* _Dataset_

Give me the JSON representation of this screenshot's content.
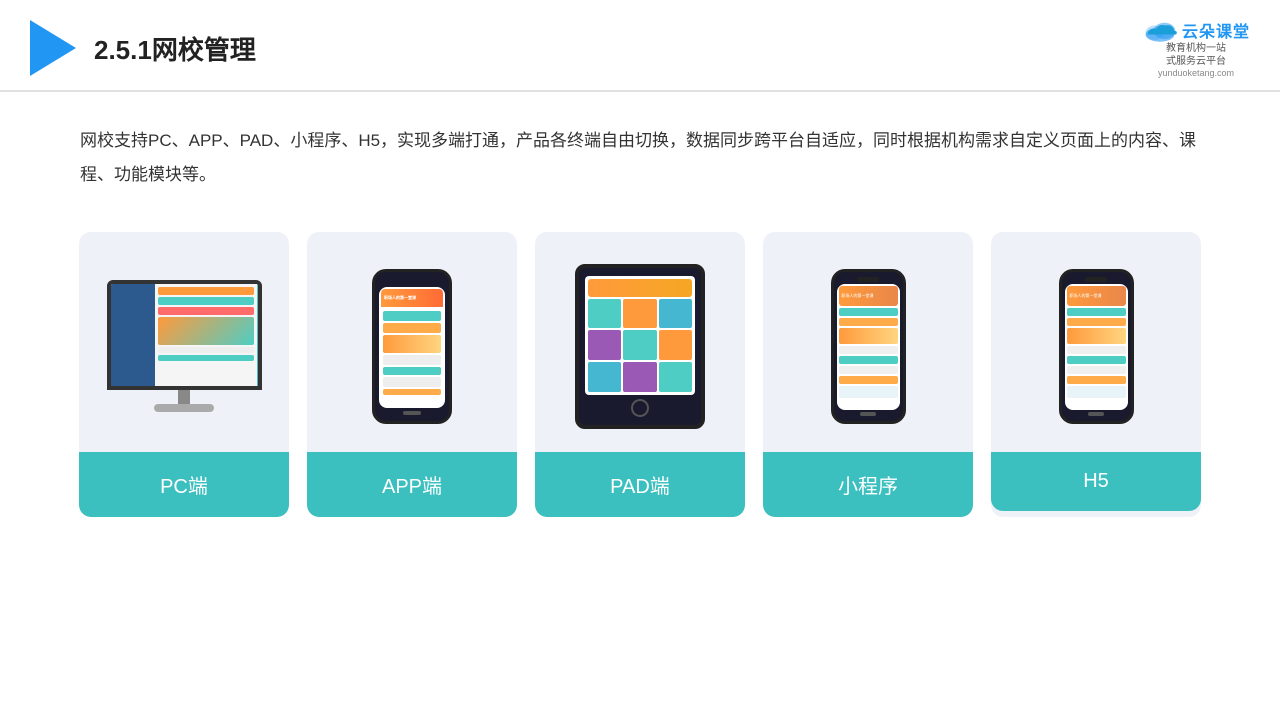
{
  "header": {
    "title": "2.5.1网校管理",
    "brand": {
      "name_cn": "云朵课堂",
      "tagline_line1": "教育机构一站",
      "tagline_line2": "式服务云平台",
      "url": "yunduoketang.com"
    }
  },
  "description": {
    "text": "网校支持PC、APP、PAD、小程序、H5，实现多端打通，产品各终端自由切换，数据同步跨平台自适应，同时根据机构需求自定义页面上的内容、课程、功能模块等。"
  },
  "cards": [
    {
      "id": "pc",
      "label": "PC端"
    },
    {
      "id": "app",
      "label": "APP端"
    },
    {
      "id": "pad",
      "label": "PAD端"
    },
    {
      "id": "miniapp",
      "label": "小程序"
    },
    {
      "id": "h5",
      "label": "H5"
    }
  ],
  "colors": {
    "accent": "#3cbfbf",
    "header_border": "#e0e0e0",
    "card_bg": "#eef2f8",
    "triangle_blue": "#2196f3"
  }
}
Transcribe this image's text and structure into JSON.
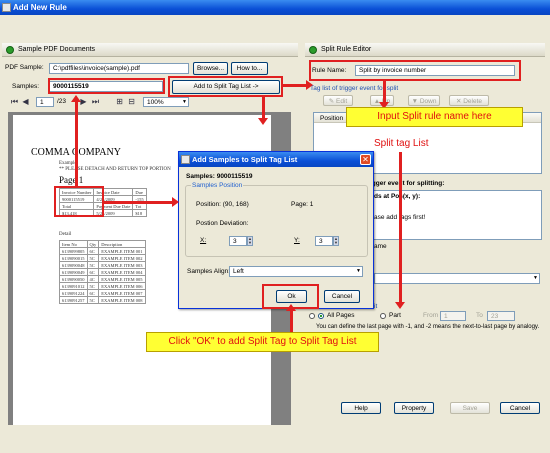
{
  "window": {
    "title": "Add New Rule"
  },
  "left": {
    "header": "Sample PDF Documents",
    "pdf_sample_label": "PDF Sample:",
    "pdf_sample_value": "C:\\pdffiles\\invoice(sample).pdf",
    "browse_label": "Browse...",
    "howto_label": "How to...",
    "samples_label": "Samples:",
    "samples_value": "9000115519",
    "add_split_label": "Add to Split Tag List ->",
    "page_number": "1",
    "page_total": "/23",
    "zoom": "100%"
  },
  "document": {
    "company": "COMMA COMPANY",
    "example": "Example",
    "note": "** PLEASE DETACH AND RETURN TOP PORTION",
    "page_heading": "Page 1",
    "head_table": [
      [
        "Invoice Number",
        "Invoice Date",
        "Due"
      ],
      [
        "9000115519",
        "4/23/2009",
        "-155"
      ],
      [
        "Total",
        "Payment Due Date",
        "Tot"
      ],
      [
        "$13,418",
        "5/23/2009",
        "$18"
      ]
    ],
    "detail": "Detail",
    "detail_table": [
      [
        "Item No",
        "Qty",
        "Description"
      ],
      [
        "6139099805",
        "6C",
        "EXAMPLE ITEM 001"
      ],
      [
        "6139090015",
        "5C",
        "EXAMPLE ITEM 002"
      ],
      [
        "6139090048",
        "5C",
        "EXAMPLE ITEM 003"
      ],
      [
        "6139090049",
        "6C",
        "EXAMPLE ITEM 004"
      ],
      [
        "6139090050",
        "4C",
        "EXAMPLE ITEM 005"
      ],
      [
        "6139091012",
        "5C",
        "EXAMPLE ITEM 006"
      ],
      [
        "6139091224",
        "6C",
        "EXAMPLE ITEM 007"
      ],
      [
        "6139091257",
        "5C",
        "EXAMPLE ITEM 008"
      ]
    ]
  },
  "right": {
    "header": "Split Rule Editor",
    "rule_name_label": "Rule Name:",
    "rule_name_value": "Split by invoice number",
    "tag_list_link": "Tag list of trigger event for split",
    "edit_label": "Edit",
    "up_label": "Up",
    "down_label": "Down",
    "delete_label": "Delete",
    "col_position": "Position",
    "trigger_text": "igger event for splitting:",
    "fields_at_pos": "ds at Pos(x, y):",
    "add_tags_first": "ase add tags first!",
    "name_frag": "ame",
    "it_frag": "it",
    "all_pages": "All Pages",
    "part_label": "Part",
    "from_label": "From",
    "from_value": "1",
    "to_label": "To",
    "to_value": "23",
    "range_note": "You can define the last page with -1, and -2 means the next-to-last page by analogy.",
    "help_label": "Help",
    "property_label": "Property",
    "save_label": "Save",
    "cancel_label": "Cancel"
  },
  "dialog": {
    "title": "Add Samples to Split Tag List",
    "samples_text": "Samples: 9000115519",
    "group_label": "Samples Position",
    "position_text": "Position: (90, 168)",
    "page_text": "Page: 1",
    "deviation_label": "Postion Deviation:",
    "x_label": "X:",
    "x_value": "3",
    "y_label": "Y:",
    "y_value": "3",
    "align_label": "Samples Align:",
    "align_value": "Left",
    "ok_label": "Ok",
    "cancel_label": "Cancel"
  },
  "annotations": {
    "input_rule": "Input Split rule name here",
    "split_tag_list": "Split tag List",
    "click_ok": "Click \"OK\" to add Split Tag to Split Tag List"
  },
  "colors": {
    "annotation_red": "#e02020",
    "callout_yellow": "#ffff33",
    "title_blue": "#0a4fd6"
  }
}
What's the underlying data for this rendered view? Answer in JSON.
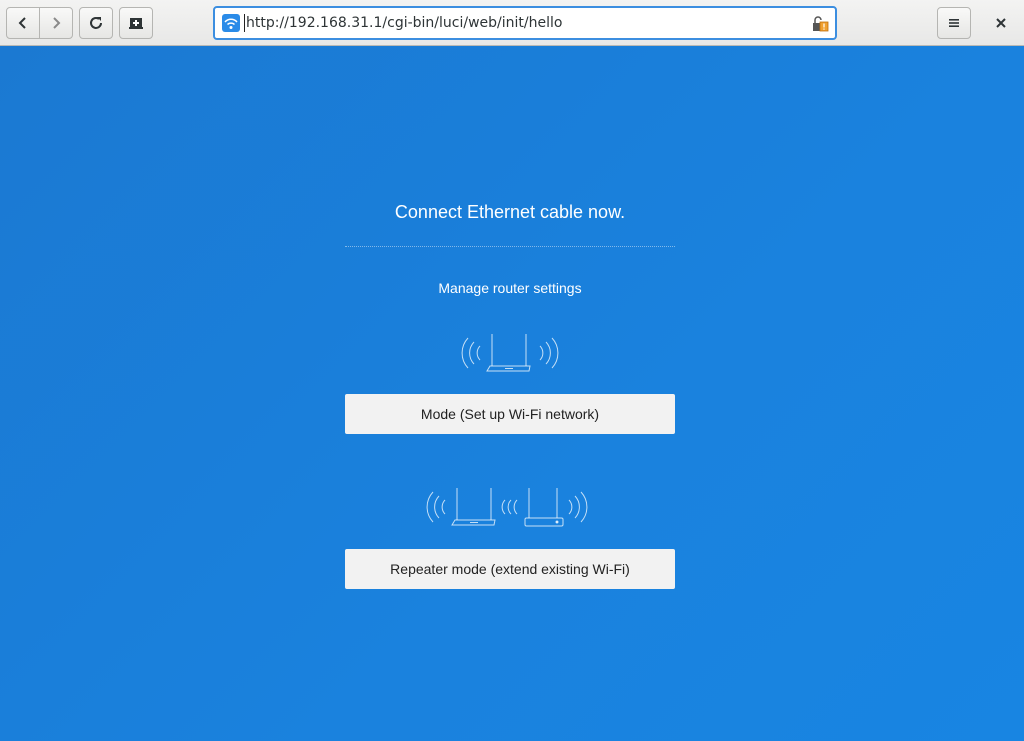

* _Exercise brief_
Output the data exactly. Pictures don't belong in the result.

* _Problem solution_
Give me the JSON representation of this screenshot's content.
{
  "header": {
    "title": "2.5.1网校管理",
    "brand": {
      "name_cn": "云朵课堂",
      "tagline_line1": "教育机构一站",
      "tagline_line2": "式服务云平台",
      "url": "yunduoketang.com"
    }
  },
  "description": {
    "text": "网校支持PC、APP、PAD、小程序、H5，实现多端打通，产品各终端自由切换，数据同步跨平台自适应，同时根据机构需求自定义页面上的内容、课程、功能模块等。"
  },
  "cards": [
    {
      "id": "pc",
      "label": "PC端"
    },
    {
      "id": "app",
      "label": "APP端"
    },
    {
      "id": "pad",
      "label": "PAD端"
    },
    {
      "id": "miniapp",
      "label": "小程序"
    },
    {
      "id": "h5",
      "label": "H5"
    }
  ],
  "colors": {
    "accent": "#3cbfbf",
    "header_border": "#e0e0e0",
    "card_bg": "#eef2f8",
    "triangle_blue": "#2196f3"
  }
}
Transcribe this image's text and structure into JSON.
{
  "window": {
    "title": "Add New Rule"
  },
  "left": {
    "header": "Sample PDF Documents",
    "pdf_sample_label": "PDF Sample:",
    "pdf_sample_value": "C:\\pdffiles\\invoice(sample).pdf",
    "browse_label": "Browse...",
    "howto_label": "How to...",
    "samples_label": "Samples:",
    "samples_value": "9000115519",
    "add_split_label": "Add to Split Tag List ->",
    "page_number": "1",
    "page_total": "/23",
    "zoom": "100%"
  },
  "document": {
    "company": "COMMA COMPANY",
    "example": "Example",
    "note": "** PLEASE DETACH AND RETURN TOP PORTION",
    "page_heading": "Page 1",
    "head_table": [
      [
        "Invoice Number",
        "Invoice Date",
        "Due"
      ],
      [
        "9000115519",
        "4/23/2009",
        "-155"
      ],
      [
        "Total",
        "Payment Due Date",
        "Tot"
      ],
      [
        "$13,418",
        "5/23/2009",
        "$18"
      ]
    ],
    "detail": "Detail",
    "detail_table": [
      [
        "Item No",
        "Qty",
        "Description"
      ],
      [
        "6139099805",
        "6C",
        "EXAMPLE ITEM 001"
      ],
      [
        "6139090015",
        "5C",
        "EXAMPLE ITEM 002"
      ],
      [
        "6139090048",
        "5C",
        "EXAMPLE ITEM 003"
      ],
      [
        "6139090049",
        "6C",
        "EXAMPLE ITEM 004"
      ],
      [
        "6139090050",
        "4C",
        "EXAMPLE ITEM 005"
      ],
      [
        "6139091012",
        "5C",
        "EXAMPLE ITEM 006"
      ],
      [
        "6139091224",
        "6C",
        "EXAMPLE ITEM 007"
      ],
      [
        "6139091257",
        "5C",
        "EXAMPLE ITEM 008"
      ]
    ]
  },
  "right": {
    "header": "Split Rule Editor",
    "rule_name_label": "Rule Name:",
    "rule_name_value": "Split by invoice number",
    "tag_list_link": "Tag list of trigger event for split",
    "edit_label": "Edit",
    "up_label": "Up",
    "down_label": "Down",
    "delete_label": "Delete",
    "col_position": "Position",
    "trigger_text": "igger event for splitting:",
    "fields_at_pos": "ds at Pos(x, y):",
    "add_tags_first": "ase add tags first!",
    "name_frag": "ame",
    "it_frag": "it",
    "all_pages": "All Pages",
    "part_label": "Part",
    "from_label": "From",
    "from_value": "1",
    "to_label": "To",
    "to_value": "23",
    "range_note": "You can define the last page with -1, and -2 means the next-to-last page by analogy.",
    "help_label": "Help",
    "property_label": "Property",
    "save_label": "Save",
    "cancel_label": "Cancel"
  },
  "dialog": {
    "title": "Add Samples to Split Tag List",
    "samples_text": "Samples: 9000115519",
    "group_label": "Samples Position",
    "position_text": "Position: (90, 168)",
    "page_text": "Page: 1",
    "deviation_label": "Postion Deviation:",
    "x_label": "X:",
    "x_value": "3",
    "y_label": "Y:",
    "y_value": "3",
    "align_label": "Samples Align:",
    "align_value": "Left",
    "ok_label": "Ok",
    "cancel_label": "Cancel"
  },
  "annotations": {
    "input_rule": "Input Split rule name here",
    "split_tag_list": "Split tag List",
    "click_ok": "Click \"OK\" to add Split Tag to Split Tag List"
  },
  "colors": {
    "annotation_red": "#e02020",
    "callout_yellow": "#ffff33",
    "title_blue": "#0a4fd6"
  }
}
What's the underlying data for this rendered view? Answer in JSON.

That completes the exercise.